[TASK PROMPT]: Within the data that follows, how many lines carry the string "ogni"? Give the number alone.

[EXERCISE INPUT]:

━━━

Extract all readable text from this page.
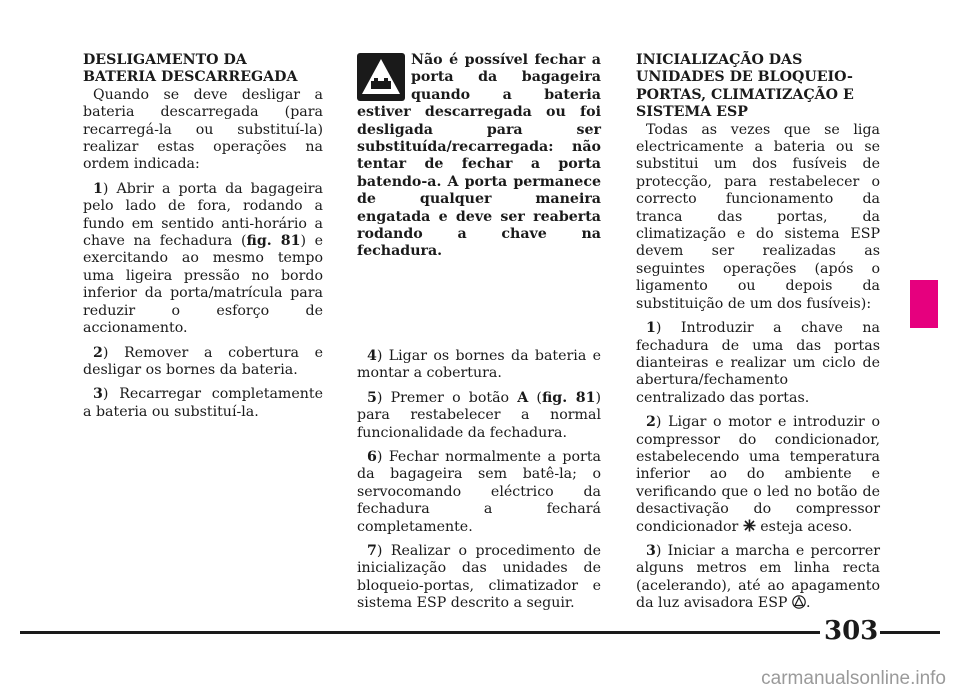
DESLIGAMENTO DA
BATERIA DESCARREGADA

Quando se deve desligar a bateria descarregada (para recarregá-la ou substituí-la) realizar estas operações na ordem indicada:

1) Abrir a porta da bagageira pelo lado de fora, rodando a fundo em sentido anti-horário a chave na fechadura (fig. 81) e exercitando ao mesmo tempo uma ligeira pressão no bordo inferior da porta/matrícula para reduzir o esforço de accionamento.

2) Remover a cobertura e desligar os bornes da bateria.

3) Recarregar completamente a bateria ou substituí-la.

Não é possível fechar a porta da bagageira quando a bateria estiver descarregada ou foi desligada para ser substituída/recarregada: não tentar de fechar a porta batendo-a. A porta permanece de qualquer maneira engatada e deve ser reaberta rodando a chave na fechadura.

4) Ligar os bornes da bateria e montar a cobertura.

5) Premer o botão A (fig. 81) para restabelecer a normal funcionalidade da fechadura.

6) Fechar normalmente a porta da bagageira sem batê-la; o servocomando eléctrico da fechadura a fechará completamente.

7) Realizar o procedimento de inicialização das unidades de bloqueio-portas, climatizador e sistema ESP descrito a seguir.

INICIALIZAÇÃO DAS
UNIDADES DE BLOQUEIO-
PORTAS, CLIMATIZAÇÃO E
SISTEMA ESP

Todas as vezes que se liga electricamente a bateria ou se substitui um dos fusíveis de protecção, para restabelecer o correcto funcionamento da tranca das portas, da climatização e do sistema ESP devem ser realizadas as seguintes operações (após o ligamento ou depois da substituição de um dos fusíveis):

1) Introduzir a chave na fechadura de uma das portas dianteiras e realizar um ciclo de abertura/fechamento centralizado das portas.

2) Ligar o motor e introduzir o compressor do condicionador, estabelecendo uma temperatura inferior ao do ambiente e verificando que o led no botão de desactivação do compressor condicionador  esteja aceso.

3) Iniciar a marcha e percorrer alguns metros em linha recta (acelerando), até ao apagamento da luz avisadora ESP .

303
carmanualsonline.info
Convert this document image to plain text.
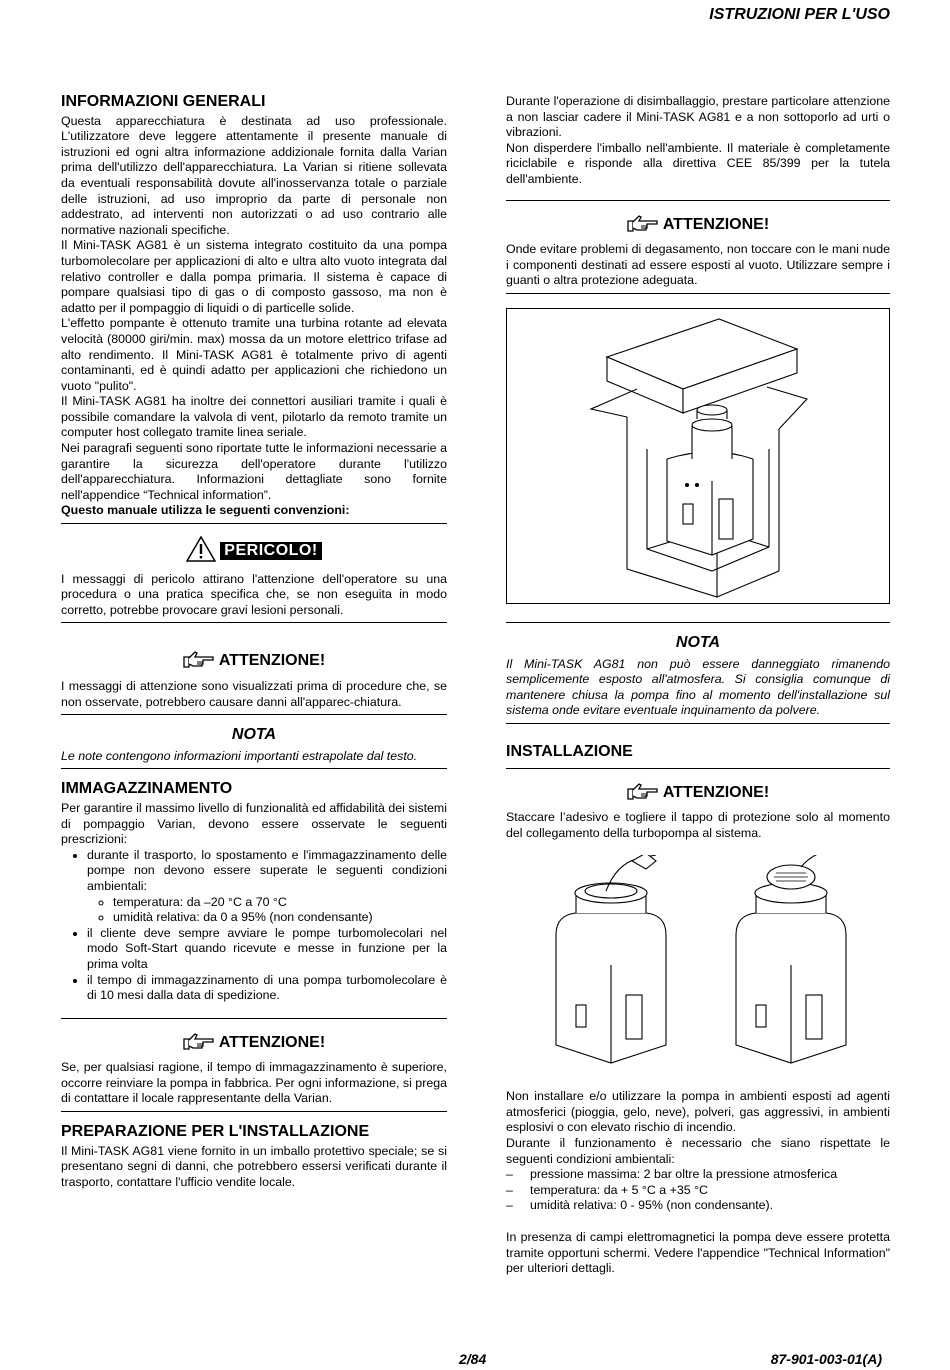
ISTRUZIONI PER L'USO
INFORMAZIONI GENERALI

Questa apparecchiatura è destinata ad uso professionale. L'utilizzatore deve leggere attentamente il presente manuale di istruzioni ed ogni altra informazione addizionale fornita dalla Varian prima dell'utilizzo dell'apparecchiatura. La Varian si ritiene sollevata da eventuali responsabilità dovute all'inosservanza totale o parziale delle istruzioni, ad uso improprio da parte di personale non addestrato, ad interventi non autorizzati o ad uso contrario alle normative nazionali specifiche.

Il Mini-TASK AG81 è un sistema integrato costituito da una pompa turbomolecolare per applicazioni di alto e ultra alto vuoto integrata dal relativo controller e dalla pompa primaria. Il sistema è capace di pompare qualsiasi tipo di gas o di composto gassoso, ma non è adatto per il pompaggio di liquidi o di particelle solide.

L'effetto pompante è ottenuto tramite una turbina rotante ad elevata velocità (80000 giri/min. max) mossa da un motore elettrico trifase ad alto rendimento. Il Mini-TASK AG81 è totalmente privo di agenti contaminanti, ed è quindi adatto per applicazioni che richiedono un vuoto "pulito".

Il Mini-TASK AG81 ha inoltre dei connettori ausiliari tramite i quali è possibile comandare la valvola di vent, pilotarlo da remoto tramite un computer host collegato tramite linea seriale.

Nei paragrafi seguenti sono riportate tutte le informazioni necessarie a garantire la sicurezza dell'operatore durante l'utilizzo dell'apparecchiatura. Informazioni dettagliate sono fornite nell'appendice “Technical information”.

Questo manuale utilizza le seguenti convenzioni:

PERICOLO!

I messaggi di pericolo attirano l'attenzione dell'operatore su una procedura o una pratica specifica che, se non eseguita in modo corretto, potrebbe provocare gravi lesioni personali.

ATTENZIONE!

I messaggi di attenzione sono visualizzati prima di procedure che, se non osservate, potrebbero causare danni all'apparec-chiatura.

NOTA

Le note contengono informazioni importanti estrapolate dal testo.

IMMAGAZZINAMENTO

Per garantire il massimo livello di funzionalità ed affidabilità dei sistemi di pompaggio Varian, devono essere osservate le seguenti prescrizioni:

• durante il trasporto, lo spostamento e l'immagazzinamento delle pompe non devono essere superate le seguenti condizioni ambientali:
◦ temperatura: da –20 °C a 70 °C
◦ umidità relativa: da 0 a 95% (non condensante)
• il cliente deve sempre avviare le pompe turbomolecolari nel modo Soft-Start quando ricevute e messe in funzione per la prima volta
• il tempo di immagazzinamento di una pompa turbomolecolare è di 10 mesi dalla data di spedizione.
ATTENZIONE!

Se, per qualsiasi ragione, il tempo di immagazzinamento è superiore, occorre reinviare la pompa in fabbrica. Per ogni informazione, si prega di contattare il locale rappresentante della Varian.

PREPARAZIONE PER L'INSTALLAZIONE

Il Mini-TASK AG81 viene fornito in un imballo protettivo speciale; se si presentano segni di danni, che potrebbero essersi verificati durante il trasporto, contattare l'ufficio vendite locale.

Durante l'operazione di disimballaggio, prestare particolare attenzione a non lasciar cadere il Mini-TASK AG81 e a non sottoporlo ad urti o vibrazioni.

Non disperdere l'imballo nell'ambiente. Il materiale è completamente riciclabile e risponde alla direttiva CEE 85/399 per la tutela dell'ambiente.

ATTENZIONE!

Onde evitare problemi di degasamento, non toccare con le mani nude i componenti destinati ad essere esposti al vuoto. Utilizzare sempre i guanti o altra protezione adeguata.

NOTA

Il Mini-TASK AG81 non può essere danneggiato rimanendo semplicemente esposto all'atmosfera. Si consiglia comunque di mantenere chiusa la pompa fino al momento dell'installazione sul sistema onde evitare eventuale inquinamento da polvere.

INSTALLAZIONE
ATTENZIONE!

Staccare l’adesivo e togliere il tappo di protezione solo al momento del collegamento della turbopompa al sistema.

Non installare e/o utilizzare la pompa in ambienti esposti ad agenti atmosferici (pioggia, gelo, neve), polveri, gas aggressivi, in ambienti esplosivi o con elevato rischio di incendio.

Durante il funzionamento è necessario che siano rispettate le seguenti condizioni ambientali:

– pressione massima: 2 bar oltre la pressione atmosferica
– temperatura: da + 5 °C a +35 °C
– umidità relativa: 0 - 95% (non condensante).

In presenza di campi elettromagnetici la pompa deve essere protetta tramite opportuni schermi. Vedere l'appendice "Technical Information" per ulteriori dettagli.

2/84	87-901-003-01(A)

━━━

[WRITTEN RESPONSE]: 2